— start STORED ROWS —
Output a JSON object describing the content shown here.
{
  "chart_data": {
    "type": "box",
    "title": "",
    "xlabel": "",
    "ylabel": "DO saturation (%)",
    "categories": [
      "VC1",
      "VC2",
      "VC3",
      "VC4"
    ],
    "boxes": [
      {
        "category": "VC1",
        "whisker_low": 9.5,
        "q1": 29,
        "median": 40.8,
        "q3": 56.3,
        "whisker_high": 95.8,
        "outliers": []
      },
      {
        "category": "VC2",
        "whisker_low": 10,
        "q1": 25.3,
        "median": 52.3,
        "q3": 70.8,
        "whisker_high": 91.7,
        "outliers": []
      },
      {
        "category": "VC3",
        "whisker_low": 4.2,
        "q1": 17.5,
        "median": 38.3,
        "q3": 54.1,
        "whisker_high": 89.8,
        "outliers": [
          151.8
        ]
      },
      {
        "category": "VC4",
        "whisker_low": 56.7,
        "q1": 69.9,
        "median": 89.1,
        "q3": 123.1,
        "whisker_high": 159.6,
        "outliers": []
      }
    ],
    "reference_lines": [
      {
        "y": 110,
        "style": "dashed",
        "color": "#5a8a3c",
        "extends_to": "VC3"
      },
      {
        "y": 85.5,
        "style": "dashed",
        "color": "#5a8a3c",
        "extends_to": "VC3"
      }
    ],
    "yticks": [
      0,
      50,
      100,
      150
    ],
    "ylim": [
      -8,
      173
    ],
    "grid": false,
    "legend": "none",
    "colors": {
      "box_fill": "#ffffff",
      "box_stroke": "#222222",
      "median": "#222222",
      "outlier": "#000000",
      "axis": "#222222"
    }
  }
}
— end STORED ROWS —
• STATED EXERCISE: Of all the lines above, how many contain "median"? Give the number and nothing more.

• ANSWER TO THIS EXERCISE: 5